◆ What you need to do: Your task is to repeat the entries exactly. Leave the pictures out.

◆ Entries supplied:
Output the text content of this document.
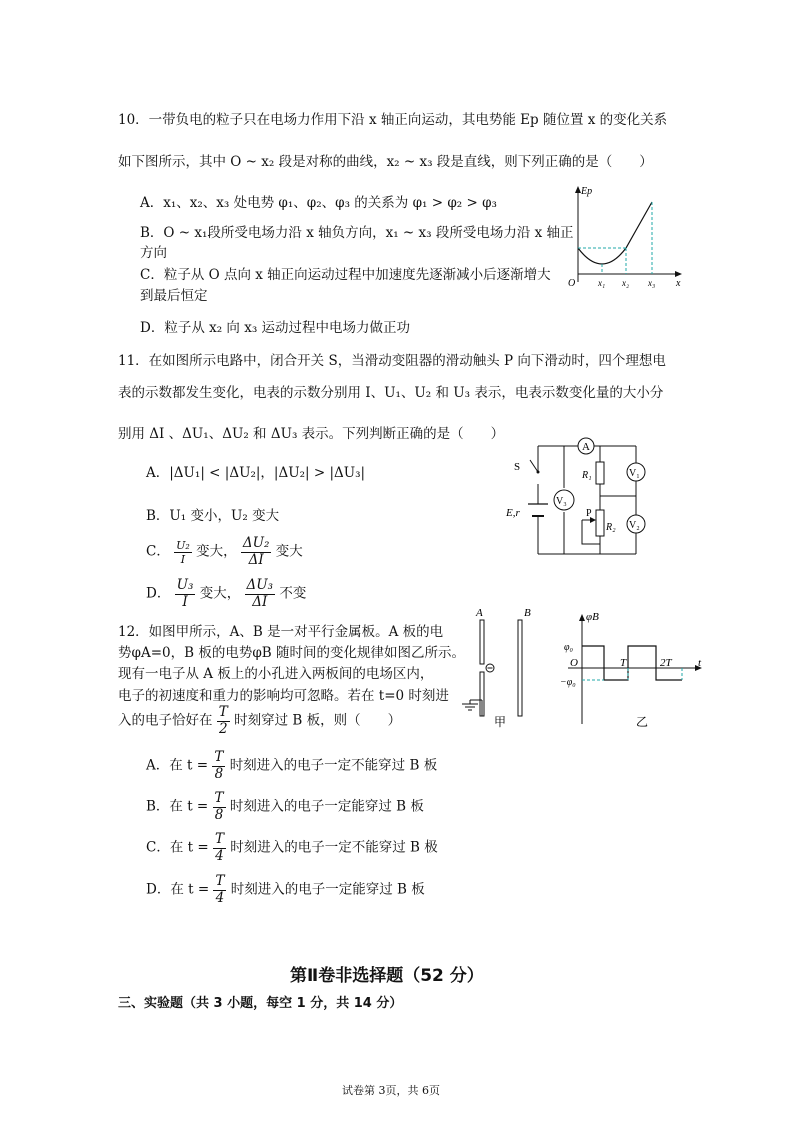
10．一带负电的粒子只在电场力作用下沿 x 轴正向运动，其电势能 Ep 随位置 x 的变化关系
如下图所示，其中 O ~ x₂ 段是对称的曲线，x₂ ~ x₃ 段是直线，则下列正确的是（　　）
A．x₁、x₂、x₃ 处电势 φ₁、φ₂、φ₃ 的关系为 φ₁ > φ₂ > φ₃
B．O ~ x₁段所受电场力沿 x 轴负方向，x₁ ~ x₃ 段所受电场力沿 x 轴正
方向
C．粒子从 O 点向 x 轴正向运动过程中加速度先逐渐减小后逐渐增大
到最后恒定
D．粒子从 x₂ 向 x₃ 运动过程中电场力做正功
Ep
O	x
x₁ x₂ x₃
11．在如图所示电路中，闭合开关 S，当滑动变阻器的滑动触头 P 向下滑动时，四个理想电
表的示数都发生变化，电表的示数分别用 I、U₁、U₂ 和 U₃ 表示，电表示数变化量的大小分
别用 ΔI 、ΔU₁、ΔU₂ 和 ΔU₃ 表示。下列判断正确的是（　　）
A．|ΔU₁| < |ΔU₂|，|ΔU₂| > |ΔU₃|
B．U₁ 变小，U₂ 变大
C． $\frac{\text{U₂}}{I}$ 变大， $\frac{\text{ΔU₂}}{\Delta I}$ 变大
D． $\frac{\text{U₃}}{I}$ 变大， $\frac{\text{ΔU₃}}{\Delta I}$ 不变
A
V₁
V₂
V₃
R₁
R₂
P
S
E,r
12．如图甲所示，A、B 是一对平行金属板。A 板的电
势φA=0，B 板的电势φB 随时间的变化规律如图乙所示。
现有一电子从 A 板上的小孔进入两板间的电场区内，
电子的初速度和重力的影响均可忽略。若在 t=0 时刻进
入的电子恰好在 $\frac{T}{2}$ 时刻穿过 B 板，则（　　）
A．在 $t = \frac{T}{8}$ 时刻进入的电子一定不能穿过 B 板
B．在 $t = \frac{T}{8}$ 时刻进入的电子一定能穿过 B 板
C．在 $t = \frac{T}{4}$ 时刻进入的电子一定不能穿过 B 极
D．在 $t = \frac{T}{4}$ 时刻进入的电子一定能穿过 B 板
A	B
甲
φB
φ₀
−φ₀
O	T	2T t
乙
第Ⅱ卷非选择题（52 分）
三、实验题（共 3 小题，每空 1 分，共 14 分）
试卷第 3页，共 6页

◆ Response to this exercise:
Output the text content of this document.
10．一带负电的粒子只在电场力作用下沿 x 轴正向运动，其电势能 Ep 随位置 x 的变化关系
如下图所示，其中 O ~ x₂ 段是对称的曲线，x₂ ~ x₃ 段是直线，则下列正确的是（　　）
A．x₁、x₂、x₃ 处电势 φ₁、φ₂、φ₃ 的关系为 φ₁ > φ₂ > φ₃
B．O ~ x₁段所受电场力沿 x 轴负方向，x₁ ~ x₃ 段所受电场力沿 x 轴正
方向
C．粒子从 O 点向 x 轴正向运动过程中加速度先逐渐减小后逐渐增大
到最后恒定
D．粒子从 x₂ 向 x₃ 运动过程中电场力做正功
Ep
O	x
x₁ x₂ x₃
11．在如图所示电路中，闭合开关 S，当滑动变阻器的滑动触头 P 向下滑动时，四个理想电
表的示数都发生变化，电表的示数分别用 I、U₁、U₂ 和 U₃ 表示，电表示数变化量的大小分
别用 ΔI 、ΔU₁、ΔU₂ 和 ΔU₃ 表示。下列判断正确的是（　　）
A．|ΔU₁| < |ΔU₂|，|ΔU₂| > |ΔU₃|
B．U₁ 变小，U₂ 变大
C． $\frac{\text{U₂}}{I}$ 变大， $\frac{\text{ΔU₂}}{\Delta I}$ 变大
D． $\frac{\text{U₃}}{I}$ 变大， $\frac{\text{ΔU₃}}{\Delta I}$ 不变
A
V₁
V₂
V₃
R₁
R₂
P
S
E,r
12．如图甲所示，A、B 是一对平行金属板。A 板的电
势φA=0，B 板的电势φB 随时间的变化规律如图乙所示。
现有一电子从 A 板上的小孔进入两板间的电场区内，
电子的初速度和重力的影响均可忽略。若在 t=0 时刻进
入的电子恰好在 $\frac{T}{2}$ 时刻穿过 B 板，则（　　）
A．在 $t = \frac{T}{8}$ 时刻进入的电子一定不能穿过 B 板
B．在 $t = \frac{T}{8}$ 时刻进入的电子一定能穿过 B 板
C．在 $t = \frac{T}{4}$ 时刻进入的电子一定不能穿过 B 极
D．在 $t = \frac{T}{4}$ 时刻进入的电子一定能穿过 B 板
A	B
甲
φB
φ₀
−φ₀
O	T	2T t
乙
第Ⅱ卷非选择题（52 分）
三、实验题（共 3 小题，每空 1 分，共 14 分）
试卷第 3页，共 6页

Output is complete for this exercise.